Your task =
Scan the data below for the string "PTFE". Show every line where it turns up.

** start **

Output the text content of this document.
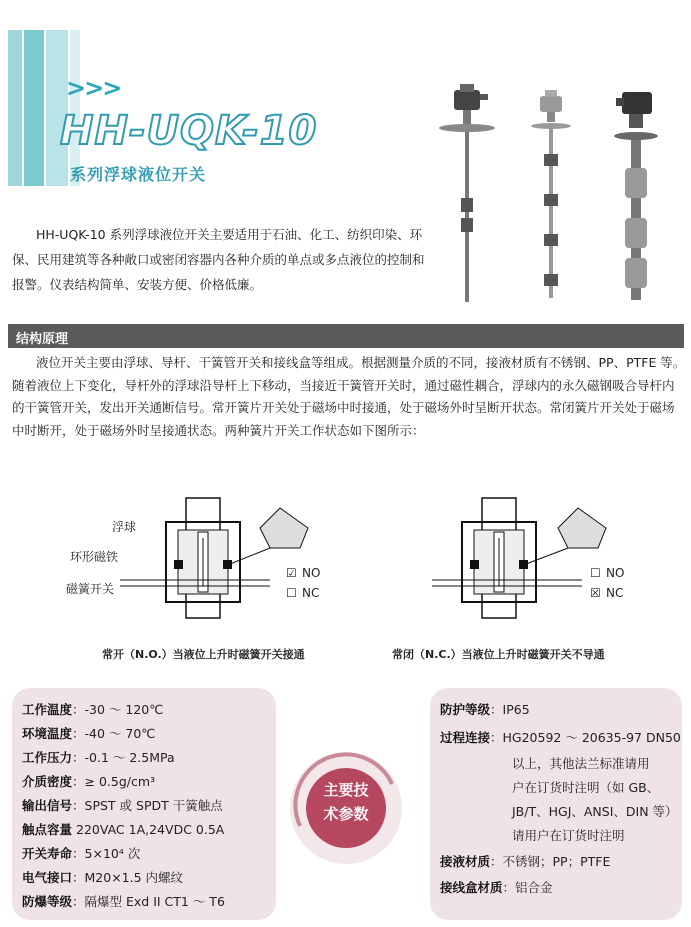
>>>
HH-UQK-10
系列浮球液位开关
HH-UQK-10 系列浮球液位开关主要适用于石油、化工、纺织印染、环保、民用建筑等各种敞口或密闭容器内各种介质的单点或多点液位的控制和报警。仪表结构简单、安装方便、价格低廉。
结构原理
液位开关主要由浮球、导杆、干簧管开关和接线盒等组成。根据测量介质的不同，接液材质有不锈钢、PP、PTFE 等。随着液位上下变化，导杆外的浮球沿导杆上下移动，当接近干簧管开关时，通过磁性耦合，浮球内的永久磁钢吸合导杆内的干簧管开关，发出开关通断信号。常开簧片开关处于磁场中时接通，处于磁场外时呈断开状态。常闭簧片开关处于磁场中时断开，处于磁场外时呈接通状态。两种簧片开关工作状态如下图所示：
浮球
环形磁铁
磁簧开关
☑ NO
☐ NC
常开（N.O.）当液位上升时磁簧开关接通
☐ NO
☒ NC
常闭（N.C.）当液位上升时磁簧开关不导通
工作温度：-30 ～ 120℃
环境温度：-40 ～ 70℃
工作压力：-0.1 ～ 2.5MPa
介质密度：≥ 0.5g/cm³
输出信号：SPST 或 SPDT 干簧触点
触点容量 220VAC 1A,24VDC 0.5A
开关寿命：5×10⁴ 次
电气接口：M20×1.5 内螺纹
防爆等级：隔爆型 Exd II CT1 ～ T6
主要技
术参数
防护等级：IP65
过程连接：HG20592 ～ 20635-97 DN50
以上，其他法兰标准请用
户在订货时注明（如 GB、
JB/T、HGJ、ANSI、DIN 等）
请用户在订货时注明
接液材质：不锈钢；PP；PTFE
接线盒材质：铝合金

** end **

The answer =
液位开关主要由浮球、导杆、干簧管开关和接线盒等组成。根据测量介质的不同，接液材质有不锈钢、PP、PTFE 等。随着液位上下变化，导杆外的浮球沿导杆上下移动，当接近干簧管开关时，通过磁性耦合，浮球内的永久磁钢吸合导杆内的干簧管开关，发出开关通断信号。常开簧片开关处于磁场中时接通，处于磁场外时呈断开状态。常闭簧片开关处于磁场中时断开，处于磁场外时呈接通状态。两种簧片开关工作状态如下图所示：
接液材质：不锈钢；PP；PTFE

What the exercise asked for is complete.